[Items from a figure collection]
---
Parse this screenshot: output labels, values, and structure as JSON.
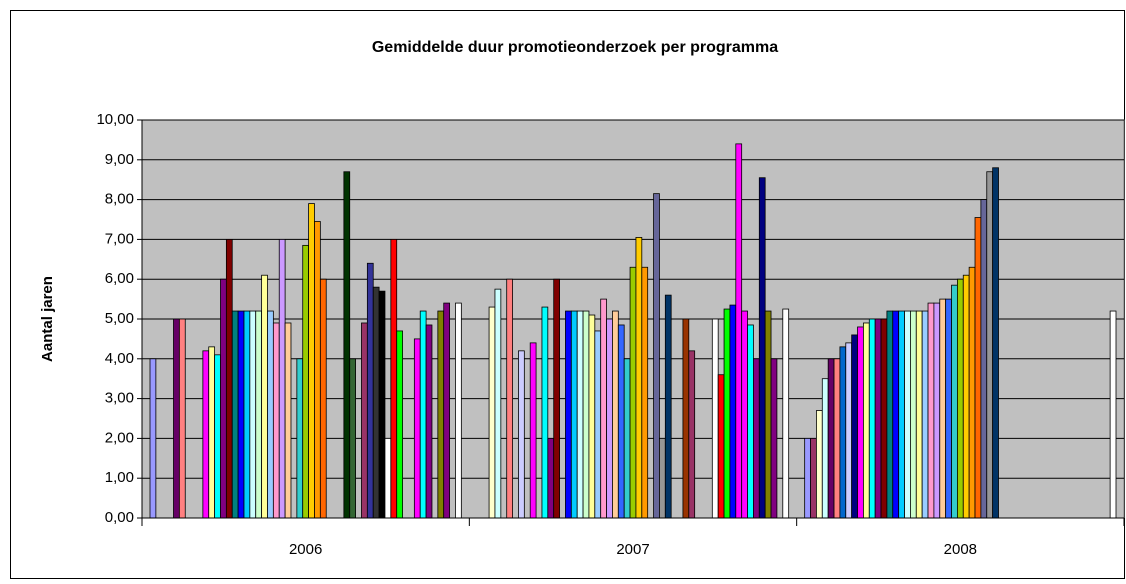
{
  "chart_data": {
    "type": "bar",
    "title": "Gemiddelde duur promotieonderzoek per programma",
    "y_label": "Aantal jaren",
    "categories": [
      "2006",
      "2007",
      "2008"
    ],
    "ylim": [
      0,
      10
    ],
    "yticks": [
      {
        "value": 0,
        "label": "0,00"
      },
      {
        "value": 1,
        "label": "1,00"
      },
      {
        "value": 2,
        "label": "2,00"
      },
      {
        "value": 3,
        "label": "3,00"
      },
      {
        "value": 4,
        "label": "4,00"
      },
      {
        "value": 5,
        "label": "5,00"
      },
      {
        "value": 6,
        "label": "6,00"
      },
      {
        "value": 7,
        "label": "7,00"
      },
      {
        "value": 8,
        "label": "8,00"
      },
      {
        "value": 9,
        "label": "9,00"
      },
      {
        "value": 10,
        "label": "10,00"
      }
    ],
    "grid": true,
    "series": [
      {
        "color": "#9999ff",
        "values": [
          4.0,
          null,
          2.0
        ]
      },
      {
        "color": "#993366",
        "values": [
          null,
          null,
          2.0
        ]
      },
      {
        "color": "#ffffcc",
        "values": [
          null,
          5.3,
          2.7
        ]
      },
      {
        "color": "#ccffff",
        "values": [
          null,
          5.75,
          3.5
        ]
      },
      {
        "color": "#660066",
        "values": [
          5.0,
          null,
          4.0
        ]
      },
      {
        "color": "#ff8080",
        "values": [
          5.0,
          6.0,
          4.0
        ]
      },
      {
        "color": "#0066cc",
        "values": [
          null,
          null,
          4.3
        ]
      },
      {
        "color": "#ccccff",
        "values": [
          null,
          4.2,
          4.4
        ]
      },
      {
        "color": "#000080",
        "values": [
          null,
          null,
          4.6
        ]
      },
      {
        "color": "#ff00ff",
        "values": [
          4.2,
          4.4,
          4.8
        ]
      },
      {
        "color": "#ffff99",
        "values": [
          4.3,
          null,
          4.9
        ]
      },
      {
        "color": "#00ffff",
        "values": [
          4.1,
          5.3,
          5.0
        ]
      },
      {
        "color": "#800080",
        "values": [
          6.0,
          2.0,
          5.0
        ]
      },
      {
        "color": "#800000",
        "values": [
          7.0,
          6.0,
          5.0
        ]
      },
      {
        "color": "#008080",
        "values": [
          5.2,
          null,
          5.2
        ]
      },
      {
        "color": "#0000ff",
        "values": [
          5.2,
          5.2,
          5.2
        ]
      },
      {
        "color": "#00ccff",
        "values": [
          5.2,
          5.2,
          5.2
        ]
      },
      {
        "color": "#ccffff",
        "values": [
          5.2,
          5.2,
          5.2
        ]
      },
      {
        "color": "#ccffcc",
        "values": [
          5.2,
          5.2,
          5.2
        ]
      },
      {
        "color": "#ffff99",
        "values": [
          6.1,
          5.1,
          5.2
        ]
      },
      {
        "color": "#99ccff",
        "values": [
          5.2,
          4.7,
          5.2
        ]
      },
      {
        "color": "#ff99cc",
        "values": [
          4.9,
          5.5,
          5.4
        ]
      },
      {
        "color": "#cc99ff",
        "values": [
          7.0,
          5.0,
          5.4
        ]
      },
      {
        "color": "#ffcc99",
        "values": [
          4.9,
          5.2,
          5.5
        ]
      },
      {
        "color": "#3366ff",
        "values": [
          null,
          4.85,
          5.5
        ]
      },
      {
        "color": "#33cccc",
        "values": [
          4.0,
          4.0,
          5.85
        ]
      },
      {
        "color": "#99cc00",
        "values": [
          6.85,
          6.3,
          6.0
        ]
      },
      {
        "color": "#ffcc00",
        "values": [
          7.9,
          7.05,
          6.1
        ]
      },
      {
        "color": "#ff9900",
        "values": [
          7.45,
          6.3,
          6.3
        ]
      },
      {
        "color": "#ff6600",
        "values": [
          6.0,
          null,
          7.55
        ]
      },
      {
        "color": "#666699",
        "values": [
          null,
          8.15,
          8.0
        ]
      },
      {
        "color": "#969696",
        "values": [
          null,
          2.0,
          8.7
        ]
      },
      {
        "color": "#003366",
        "values": [
          null,
          5.6,
          8.8
        ]
      },
      {
        "color": "#003300",
        "values": [
          8.7,
          null,
          null
        ]
      },
      {
        "color": "#336633",
        "values": [
          4.0,
          null,
          null
        ]
      },
      {
        "color": "#993300",
        "values": [
          null,
          5.0,
          null
        ]
      },
      {
        "color": "#993366",
        "values": [
          4.9,
          4.2,
          null
        ]
      },
      {
        "color": "#333399",
        "values": [
          6.4,
          null,
          null
        ]
      },
      {
        "color": "#333333",
        "values": [
          5.8,
          null,
          null
        ]
      },
      {
        "color": "#000000",
        "values": [
          5.7,
          null,
          null
        ]
      },
      {
        "color": "#ffffff",
        "values": [
          2.0,
          5.0,
          null
        ]
      },
      {
        "color": "#ff0000",
        "values": [
          7.0,
          3.6,
          null
        ]
      },
      {
        "color": "#00ff00",
        "values": [
          4.7,
          5.25,
          null
        ]
      },
      {
        "color": "#0000ff",
        "values": [
          null,
          5.35,
          null
        ]
      },
      {
        "color": "#ff00ff",
        "values": [
          null,
          9.4,
          null
        ]
      },
      {
        "color": "#ff00ff",
        "values": [
          4.5,
          5.2,
          null
        ]
      },
      {
        "color": "#00ffff",
        "values": [
          5.2,
          4.85,
          null
        ]
      },
      {
        "color": "#800080",
        "values": [
          4.85,
          4.0,
          null
        ]
      },
      {
        "color": "#000080",
        "values": [
          null,
          8.55,
          null
        ]
      },
      {
        "color": "#808000",
        "values": [
          5.2,
          5.2,
          null
        ]
      },
      {
        "color": "#800080",
        "values": [
          5.4,
          4.0,
          null
        ]
      },
      {
        "color": "#808080",
        "values": [
          null,
          null,
          null
        ]
      },
      {
        "color": "#ffffff",
        "values": [
          5.4,
          5.25,
          5.2
        ]
      }
    ]
  }
}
---
Goal of the exercise — Print every entry exactly as written, without the pictures.

Task response —
Parse this screenshot: output labels, values, and structure as JSON.
{
  "chart_data": {
    "type": "bar",
    "title": "Gemiddelde duur promotieonderzoek per programma",
    "y_label": "Aantal jaren",
    "categories": [
      "2006",
      "2007",
      "2008"
    ],
    "ylim": [
      0,
      10
    ],
    "yticks": [
      {
        "value": 0,
        "label": "0,00"
      },
      {
        "value": 1,
        "label": "1,00"
      },
      {
        "value": 2,
        "label": "2,00"
      },
      {
        "value": 3,
        "label": "3,00"
      },
      {
        "value": 4,
        "label": "4,00"
      },
      {
        "value": 5,
        "label": "5,00"
      },
      {
        "value": 6,
        "label": "6,00"
      },
      {
        "value": 7,
        "label": "7,00"
      },
      {
        "value": 8,
        "label": "8,00"
      },
      {
        "value": 9,
        "label": "9,00"
      },
      {
        "value": 10,
        "label": "10,00"
      }
    ],
    "grid": true,
    "series": [
      {
        "color": "#9999ff",
        "values": [
          4.0,
          null,
          2.0
        ]
      },
      {
        "color": "#993366",
        "values": [
          null,
          null,
          2.0
        ]
      },
      {
        "color": "#ffffcc",
        "values": [
          null,
          5.3,
          2.7
        ]
      },
      {
        "color": "#ccffff",
        "values": [
          null,
          5.75,
          3.5
        ]
      },
      {
        "color": "#660066",
        "values": [
          5.0,
          null,
          4.0
        ]
      },
      {
        "color": "#ff8080",
        "values": [
          5.0,
          6.0,
          4.0
        ]
      },
      {
        "color": "#0066cc",
        "values": [
          null,
          null,
          4.3
        ]
      },
      {
        "color": "#ccccff",
        "values": [
          null,
          4.2,
          4.4
        ]
      },
      {
        "color": "#000080",
        "values": [
          null,
          null,
          4.6
        ]
      },
      {
        "color": "#ff00ff",
        "values": [
          4.2,
          4.4,
          4.8
        ]
      },
      {
        "color": "#ffff99",
        "values": [
          4.3,
          null,
          4.9
        ]
      },
      {
        "color": "#00ffff",
        "values": [
          4.1,
          5.3,
          5.0
        ]
      },
      {
        "color": "#800080",
        "values": [
          6.0,
          2.0,
          5.0
        ]
      },
      {
        "color": "#800000",
        "values": [
          7.0,
          6.0,
          5.0
        ]
      },
      {
        "color": "#008080",
        "values": [
          5.2,
          null,
          5.2
        ]
      },
      {
        "color": "#0000ff",
        "values": [
          5.2,
          5.2,
          5.2
        ]
      },
      {
        "color": "#00ccff",
        "values": [
          5.2,
          5.2,
          5.2
        ]
      },
      {
        "color": "#ccffff",
        "values": [
          5.2,
          5.2,
          5.2
        ]
      },
      {
        "color": "#ccffcc",
        "values": [
          5.2,
          5.2,
          5.2
        ]
      },
      {
        "color": "#ffff99",
        "values": [
          6.1,
          5.1,
          5.2
        ]
      },
      {
        "color": "#99ccff",
        "values": [
          5.2,
          4.7,
          5.2
        ]
      },
      {
        "color": "#ff99cc",
        "values": [
          4.9,
          5.5,
          5.4
        ]
      },
      {
        "color": "#cc99ff",
        "values": [
          7.0,
          5.0,
          5.4
        ]
      },
      {
        "color": "#ffcc99",
        "values": [
          4.9,
          5.2,
          5.5
        ]
      },
      {
        "color": "#3366ff",
        "values": [
          null,
          4.85,
          5.5
        ]
      },
      {
        "color": "#33cccc",
        "values": [
          4.0,
          4.0,
          5.85
        ]
      },
      {
        "color": "#99cc00",
        "values": [
          6.85,
          6.3,
          6.0
        ]
      },
      {
        "color": "#ffcc00",
        "values": [
          7.9,
          7.05,
          6.1
        ]
      },
      {
        "color": "#ff9900",
        "values": [
          7.45,
          6.3,
          6.3
        ]
      },
      {
        "color": "#ff6600",
        "values": [
          6.0,
          null,
          7.55
        ]
      },
      {
        "color": "#666699",
        "values": [
          null,
          8.15,
          8.0
        ]
      },
      {
        "color": "#969696",
        "values": [
          null,
          2.0,
          8.7
        ]
      },
      {
        "color": "#003366",
        "values": [
          null,
          5.6,
          8.8
        ]
      },
      {
        "color": "#003300",
        "values": [
          8.7,
          null,
          null
        ]
      },
      {
        "color": "#336633",
        "values": [
          4.0,
          null,
          null
        ]
      },
      {
        "color": "#993300",
        "values": [
          null,
          5.0,
          null
        ]
      },
      {
        "color": "#993366",
        "values": [
          4.9,
          4.2,
          null
        ]
      },
      {
        "color": "#333399",
        "values": [
          6.4,
          null,
          null
        ]
      },
      {
        "color": "#333333",
        "values": [
          5.8,
          null,
          null
        ]
      },
      {
        "color": "#000000",
        "values": [
          5.7,
          null,
          null
        ]
      },
      {
        "color": "#ffffff",
        "values": [
          2.0,
          5.0,
          null
        ]
      },
      {
        "color": "#ff0000",
        "values": [
          7.0,
          3.6,
          null
        ]
      },
      {
        "color": "#00ff00",
        "values": [
          4.7,
          5.25,
          null
        ]
      },
      {
        "color": "#0000ff",
        "values": [
          null,
          5.35,
          null
        ]
      },
      {
        "color": "#ff00ff",
        "values": [
          null,
          9.4,
          null
        ]
      },
      {
        "color": "#ff00ff",
        "values": [
          4.5,
          5.2,
          null
        ]
      },
      {
        "color": "#00ffff",
        "values": [
          5.2,
          4.85,
          null
        ]
      },
      {
        "color": "#800080",
        "values": [
          4.85,
          4.0,
          null
        ]
      },
      {
        "color": "#000080",
        "values": [
          null,
          8.55,
          null
        ]
      },
      {
        "color": "#808000",
        "values": [
          5.2,
          5.2,
          null
        ]
      },
      {
        "color": "#800080",
        "values": [
          5.4,
          4.0,
          null
        ]
      },
      {
        "color": "#808080",
        "values": [
          null,
          null,
          null
        ]
      },
      {
        "color": "#ffffff",
        "values": [
          5.4,
          5.25,
          5.2
        ]
      }
    ]
  }
}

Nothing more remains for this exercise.